§ What you are asked to do
Below are some entries. Output each one exactly as it appears.

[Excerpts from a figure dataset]
╭──

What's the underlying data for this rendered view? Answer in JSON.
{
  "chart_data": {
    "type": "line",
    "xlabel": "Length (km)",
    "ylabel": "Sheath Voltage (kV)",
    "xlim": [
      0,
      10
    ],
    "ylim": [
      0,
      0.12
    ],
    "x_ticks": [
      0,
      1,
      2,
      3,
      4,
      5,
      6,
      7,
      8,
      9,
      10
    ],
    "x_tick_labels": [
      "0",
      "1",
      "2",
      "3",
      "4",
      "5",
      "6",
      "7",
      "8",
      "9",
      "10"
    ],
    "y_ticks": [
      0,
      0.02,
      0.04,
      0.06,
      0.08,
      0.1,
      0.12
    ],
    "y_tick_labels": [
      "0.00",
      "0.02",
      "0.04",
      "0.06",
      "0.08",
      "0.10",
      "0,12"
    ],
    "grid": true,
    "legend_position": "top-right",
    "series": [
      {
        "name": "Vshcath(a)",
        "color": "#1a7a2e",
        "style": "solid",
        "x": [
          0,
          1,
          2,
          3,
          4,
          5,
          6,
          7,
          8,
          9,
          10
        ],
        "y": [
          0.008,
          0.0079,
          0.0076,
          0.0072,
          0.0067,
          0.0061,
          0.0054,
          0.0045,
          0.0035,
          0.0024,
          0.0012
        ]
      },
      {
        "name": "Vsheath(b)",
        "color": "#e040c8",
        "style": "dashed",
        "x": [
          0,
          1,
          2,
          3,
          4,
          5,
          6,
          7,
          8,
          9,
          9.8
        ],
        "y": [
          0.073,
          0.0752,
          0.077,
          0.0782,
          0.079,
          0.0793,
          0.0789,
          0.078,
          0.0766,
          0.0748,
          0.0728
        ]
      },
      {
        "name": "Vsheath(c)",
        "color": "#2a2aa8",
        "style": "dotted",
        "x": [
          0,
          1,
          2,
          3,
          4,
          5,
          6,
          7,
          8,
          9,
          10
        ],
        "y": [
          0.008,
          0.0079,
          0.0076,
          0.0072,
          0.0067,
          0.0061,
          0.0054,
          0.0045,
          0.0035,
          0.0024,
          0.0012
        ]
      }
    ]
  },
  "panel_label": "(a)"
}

╰──

§ Task output
What's the underlying data for this rendered view? Answer in JSON.
{
  "chart_data": {
    "type": "line",
    "xlabel": "Length (km)",
    "ylabel": "Sheath Voltage (kV)",
    "xlim": [
      0,
      10
    ],
    "ylim": [
      0,
      0.12
    ],
    "x_ticks": [
      0,
      1,
      2,
      3,
      4,
      5,
      6,
      7,
      8,
      9,
      10
    ],
    "x_tick_labels": [
      "0",
      "1",
      "2",
      "3",
      "4",
      "5",
      "6",
      "7",
      "8",
      "9",
      "10"
    ],
    "y_ticks": [
      0,
      0.02,
      0.04,
      0.06,
      0.08,
      0.1,
      0.12
    ],
    "y_tick_labels": [
      "0.00",
      "0.02",
      "0.04",
      "0.06",
      "0.08",
      "0.10",
      "0,12"
    ],
    "grid": true,
    "legend_position": "top-right",
    "series": [
      {
        "name": "Vshcath(a)",
        "color": "#1a7a2e",
        "style": "solid",
        "x": [
          0,
          1,
          2,
          3,
          4,
          5,
          6,
          7,
          8,
          9,
          10
        ],
        "y": [
          0.008,
          0.0079,
          0.0076,
          0.0072,
          0.0067,
          0.0061,
          0.0054,
          0.0045,
          0.0035,
          0.0024,
          0.0012
        ]
      },
      {
        "name": "Vsheath(b)",
        "color": "#e040c8",
        "style": "dashed",
        "x": [
          0,
          1,
          2,
          3,
          4,
          5,
          6,
          7,
          8,
          9,
          9.8
        ],
        "y": [
          0.073,
          0.0752,
          0.077,
          0.0782,
          0.079,
          0.0793,
          0.0789,
          0.078,
          0.0766,
          0.0748,
          0.0728
        ]
      },
      {
        "name": "Vsheath(c)",
        "color": "#2a2aa8",
        "style": "dotted",
        "x": [
          0,
          1,
          2,
          3,
          4,
          5,
          6,
          7,
          8,
          9,
          10
        ],
        "y": [
          0.008,
          0.0079,
          0.0076,
          0.0072,
          0.0067,
          0.0061,
          0.0054,
          0.0045,
          0.0035,
          0.0024,
          0.0012
        ]
      }
    ]
  },
  "panel_label": "(a)"
}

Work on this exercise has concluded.